:: Data for processing

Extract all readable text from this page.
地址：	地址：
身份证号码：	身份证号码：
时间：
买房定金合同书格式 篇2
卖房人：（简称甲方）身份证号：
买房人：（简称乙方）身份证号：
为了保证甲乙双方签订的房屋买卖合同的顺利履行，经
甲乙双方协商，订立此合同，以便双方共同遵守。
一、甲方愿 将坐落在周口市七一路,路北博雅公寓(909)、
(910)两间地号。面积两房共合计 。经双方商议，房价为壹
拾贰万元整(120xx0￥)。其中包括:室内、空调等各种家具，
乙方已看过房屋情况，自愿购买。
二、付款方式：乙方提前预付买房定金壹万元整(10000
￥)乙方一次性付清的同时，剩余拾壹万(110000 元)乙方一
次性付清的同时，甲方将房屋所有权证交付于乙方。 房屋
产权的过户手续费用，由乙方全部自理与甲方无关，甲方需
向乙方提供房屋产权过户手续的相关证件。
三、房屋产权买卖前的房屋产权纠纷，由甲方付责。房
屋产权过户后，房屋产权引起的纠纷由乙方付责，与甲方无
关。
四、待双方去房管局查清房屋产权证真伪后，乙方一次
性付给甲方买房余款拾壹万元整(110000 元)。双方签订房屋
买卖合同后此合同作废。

::::

→ What the exercise asks
Repeat each record exactly. Omit nothing.

→ Correct answer
Extract all readable text from this page.
地址：	地址：
身份证号码：	身份证号码：
时间：
买房定金合同书格式 篇2
卖房人：（简称甲方）身份证号：
买房人：（简称乙方）身份证号：
为了保证甲乙双方签订的房屋买卖合同的顺利履行，经
甲乙双方协商，订立此合同，以便双方共同遵守。
一、甲方愿 将坐落在周口市七一路,路北博雅公寓(909)、
(910)两间地号。面积两房共合计 。经双方商议，房价为壹
拾贰万元整(120xx0￥)。其中包括:室内、空调等各种家具，
乙方已看过房屋情况，自愿购买。
二、付款方式：乙方提前预付买房定金壹万元整(10000
￥)乙方一次性付清的同时，剩余拾壹万(110000 元)乙方一
次性付清的同时，甲方将房屋所有权证交付于乙方。 房屋
产权的过户手续费用，由乙方全部自理与甲方无关，甲方需
向乙方提供房屋产权过户手续的相关证件。
三、房屋产权买卖前的房屋产权纠纷，由甲方付责。房
屋产权过户后，房屋产权引起的纠纷由乙方付责，与甲方无
关。
四、待双方去房管局查清房屋产权证真伪后，乙方一次
性付给甲方买房余款拾壹万元整(110000 元)。双方签订房屋
买卖合同后此合同作废。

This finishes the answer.